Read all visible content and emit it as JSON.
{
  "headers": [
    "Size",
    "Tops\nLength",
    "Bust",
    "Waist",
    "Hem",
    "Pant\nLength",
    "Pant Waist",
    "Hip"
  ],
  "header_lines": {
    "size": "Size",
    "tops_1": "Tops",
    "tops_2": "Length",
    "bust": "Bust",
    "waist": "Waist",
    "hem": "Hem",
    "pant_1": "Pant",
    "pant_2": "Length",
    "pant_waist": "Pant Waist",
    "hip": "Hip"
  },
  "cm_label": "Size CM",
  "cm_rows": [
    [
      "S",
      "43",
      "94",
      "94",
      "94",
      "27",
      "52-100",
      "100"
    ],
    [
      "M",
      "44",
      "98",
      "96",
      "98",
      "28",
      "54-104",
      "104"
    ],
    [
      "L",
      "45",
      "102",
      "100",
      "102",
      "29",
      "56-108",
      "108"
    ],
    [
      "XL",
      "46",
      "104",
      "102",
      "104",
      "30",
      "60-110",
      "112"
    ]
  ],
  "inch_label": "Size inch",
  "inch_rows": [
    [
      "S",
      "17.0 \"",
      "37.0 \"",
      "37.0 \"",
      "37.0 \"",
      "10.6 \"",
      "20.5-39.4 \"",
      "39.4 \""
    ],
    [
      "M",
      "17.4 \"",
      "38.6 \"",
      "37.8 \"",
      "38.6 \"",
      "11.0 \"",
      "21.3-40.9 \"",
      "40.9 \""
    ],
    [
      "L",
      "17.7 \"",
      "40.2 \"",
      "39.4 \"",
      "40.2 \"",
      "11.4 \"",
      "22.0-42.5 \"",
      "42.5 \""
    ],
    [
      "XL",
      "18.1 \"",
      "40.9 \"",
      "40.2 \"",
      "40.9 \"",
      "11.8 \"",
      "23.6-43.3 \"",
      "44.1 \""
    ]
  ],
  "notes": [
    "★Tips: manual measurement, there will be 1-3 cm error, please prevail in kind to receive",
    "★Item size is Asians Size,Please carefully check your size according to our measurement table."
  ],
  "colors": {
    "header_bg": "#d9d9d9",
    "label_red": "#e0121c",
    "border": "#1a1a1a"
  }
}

:::

Each entry above is to be quoted exactly.

#### [FULL RESPONSE]
Read all visible content and emit it as JSON.
{
  "headers": [
    "Size",
    "Tops\nLength",
    "Bust",
    "Waist",
    "Hem",
    "Pant\nLength",
    "Pant Waist",
    "Hip"
  ],
  "header_lines": {
    "size": "Size",
    "tops_1": "Tops",
    "tops_2": "Length",
    "bust": "Bust",
    "waist": "Waist",
    "hem": "Hem",
    "pant_1": "Pant",
    "pant_2": "Length",
    "pant_waist": "Pant Waist",
    "hip": "Hip"
  },
  "cm_label": "Size CM",
  "cm_rows": [
    [
      "S",
      "43",
      "94",
      "94",
      "94",
      "27",
      "52-100",
      "100"
    ],
    [
      "M",
      "44",
      "98",
      "96",
      "98",
      "28",
      "54-104",
      "104"
    ],
    [
      "L",
      "45",
      "102",
      "100",
      "102",
      "29",
      "56-108",
      "108"
    ],
    [
      "XL",
      "46",
      "104",
      "102",
      "104",
      "30",
      "60-110",
      "112"
    ]
  ],
  "inch_label": "Size inch",
  "inch_rows": [
    [
      "S",
      "17.0 \"",
      "37.0 \"",
      "37.0 \"",
      "37.0 \"",
      "10.6 \"",
      "20.5-39.4 \"",
      "39.4 \""
    ],
    [
      "M",
      "17.4 \"",
      "38.6 \"",
      "37.8 \"",
      "38.6 \"",
      "11.0 \"",
      "21.3-40.9 \"",
      "40.9 \""
    ],
    [
      "L",
      "17.7 \"",
      "40.2 \"",
      "39.4 \"",
      "40.2 \"",
      "11.4 \"",
      "22.0-42.5 \"",
      "42.5 \""
    ],
    [
      "XL",
      "18.1 \"",
      "40.9 \"",
      "40.2 \"",
      "40.9 \"",
      "11.8 \"",
      "23.6-43.3 \"",
      "44.1 \""
    ]
  ],
  "notes": [
    "★Tips: manual measurement, there will be 1-3 cm error, please prevail in kind to receive",
    "★Item size is Asians Size,Please carefully check your size according to our measurement table."
  ],
  "colors": {
    "header_bg": "#d9d9d9",
    "label_red": "#e0121c",
    "border": "#1a1a1a"
  }
}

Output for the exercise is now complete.